───── Records for processing
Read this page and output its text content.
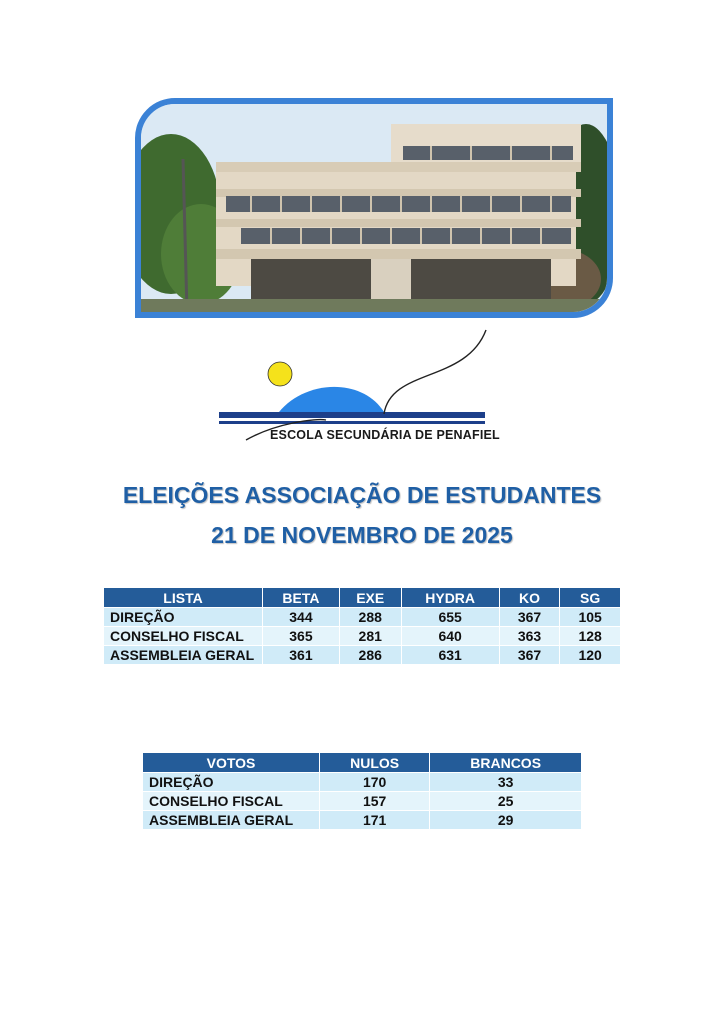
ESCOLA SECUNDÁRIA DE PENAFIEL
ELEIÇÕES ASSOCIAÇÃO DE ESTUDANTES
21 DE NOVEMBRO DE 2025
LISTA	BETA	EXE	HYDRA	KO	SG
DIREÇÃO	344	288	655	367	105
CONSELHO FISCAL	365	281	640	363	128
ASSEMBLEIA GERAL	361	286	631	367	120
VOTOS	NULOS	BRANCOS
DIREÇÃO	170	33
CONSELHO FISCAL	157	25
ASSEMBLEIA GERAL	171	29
──────────
───── Records for processing
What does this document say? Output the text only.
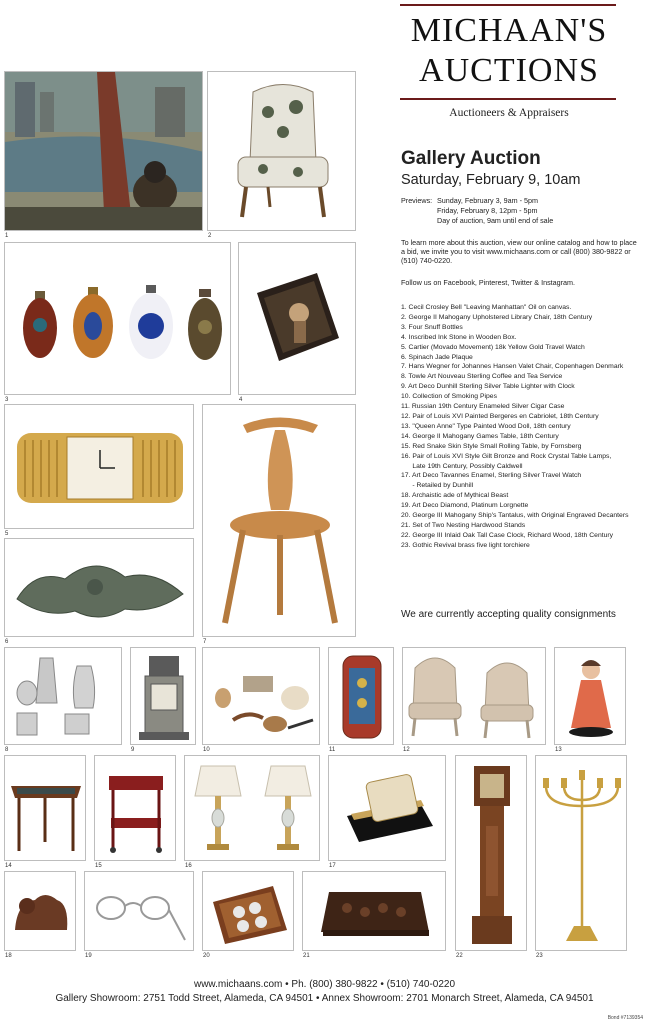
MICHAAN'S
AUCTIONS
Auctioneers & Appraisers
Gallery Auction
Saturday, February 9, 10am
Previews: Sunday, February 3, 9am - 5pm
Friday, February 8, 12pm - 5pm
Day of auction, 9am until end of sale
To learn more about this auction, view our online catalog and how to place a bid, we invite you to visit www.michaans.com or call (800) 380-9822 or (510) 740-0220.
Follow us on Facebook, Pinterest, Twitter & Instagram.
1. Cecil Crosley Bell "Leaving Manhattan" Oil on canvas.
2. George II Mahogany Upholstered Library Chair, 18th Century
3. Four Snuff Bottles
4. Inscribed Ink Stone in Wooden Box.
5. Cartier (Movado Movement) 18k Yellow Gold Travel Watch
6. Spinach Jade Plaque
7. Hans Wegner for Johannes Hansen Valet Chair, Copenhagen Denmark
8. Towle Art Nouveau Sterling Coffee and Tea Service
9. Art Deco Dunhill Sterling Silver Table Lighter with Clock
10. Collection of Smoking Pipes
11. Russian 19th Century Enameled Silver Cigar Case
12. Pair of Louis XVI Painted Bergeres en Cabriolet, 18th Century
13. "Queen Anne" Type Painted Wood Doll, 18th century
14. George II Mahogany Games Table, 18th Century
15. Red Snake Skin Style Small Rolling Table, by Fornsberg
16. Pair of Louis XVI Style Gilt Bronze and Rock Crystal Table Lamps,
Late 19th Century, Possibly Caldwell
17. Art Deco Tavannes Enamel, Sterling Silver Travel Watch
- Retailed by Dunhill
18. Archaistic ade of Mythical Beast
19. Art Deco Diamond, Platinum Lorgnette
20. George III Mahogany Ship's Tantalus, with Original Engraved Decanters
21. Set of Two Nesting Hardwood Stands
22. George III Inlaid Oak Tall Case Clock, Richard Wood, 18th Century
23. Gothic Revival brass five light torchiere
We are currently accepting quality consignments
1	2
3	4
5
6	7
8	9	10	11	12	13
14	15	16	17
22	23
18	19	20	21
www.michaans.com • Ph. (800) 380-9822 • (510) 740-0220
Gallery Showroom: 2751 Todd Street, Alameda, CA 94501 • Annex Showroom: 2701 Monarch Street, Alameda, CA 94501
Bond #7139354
──────────
───── Records for processing
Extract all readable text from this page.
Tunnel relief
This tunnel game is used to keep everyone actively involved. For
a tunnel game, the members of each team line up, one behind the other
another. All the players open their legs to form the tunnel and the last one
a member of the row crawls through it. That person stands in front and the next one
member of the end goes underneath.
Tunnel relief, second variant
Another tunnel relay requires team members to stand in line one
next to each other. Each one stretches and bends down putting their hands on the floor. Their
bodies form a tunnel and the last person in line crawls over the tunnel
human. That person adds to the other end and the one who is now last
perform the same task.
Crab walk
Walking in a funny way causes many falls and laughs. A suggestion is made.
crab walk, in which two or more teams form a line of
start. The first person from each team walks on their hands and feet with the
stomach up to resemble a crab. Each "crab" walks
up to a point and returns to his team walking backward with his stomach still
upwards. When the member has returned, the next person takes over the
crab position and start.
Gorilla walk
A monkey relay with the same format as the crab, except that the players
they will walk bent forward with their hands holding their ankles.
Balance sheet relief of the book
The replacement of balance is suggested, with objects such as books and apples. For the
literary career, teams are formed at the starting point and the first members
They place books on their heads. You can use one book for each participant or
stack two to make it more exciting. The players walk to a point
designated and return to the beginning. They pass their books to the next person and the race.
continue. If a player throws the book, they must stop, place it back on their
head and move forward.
──────────
Filter the records, keeping only lines that contain "teams", and show those lines.

crab walk, in which two or more teams form a line of
literary career, teams are formed at the starting point and the first members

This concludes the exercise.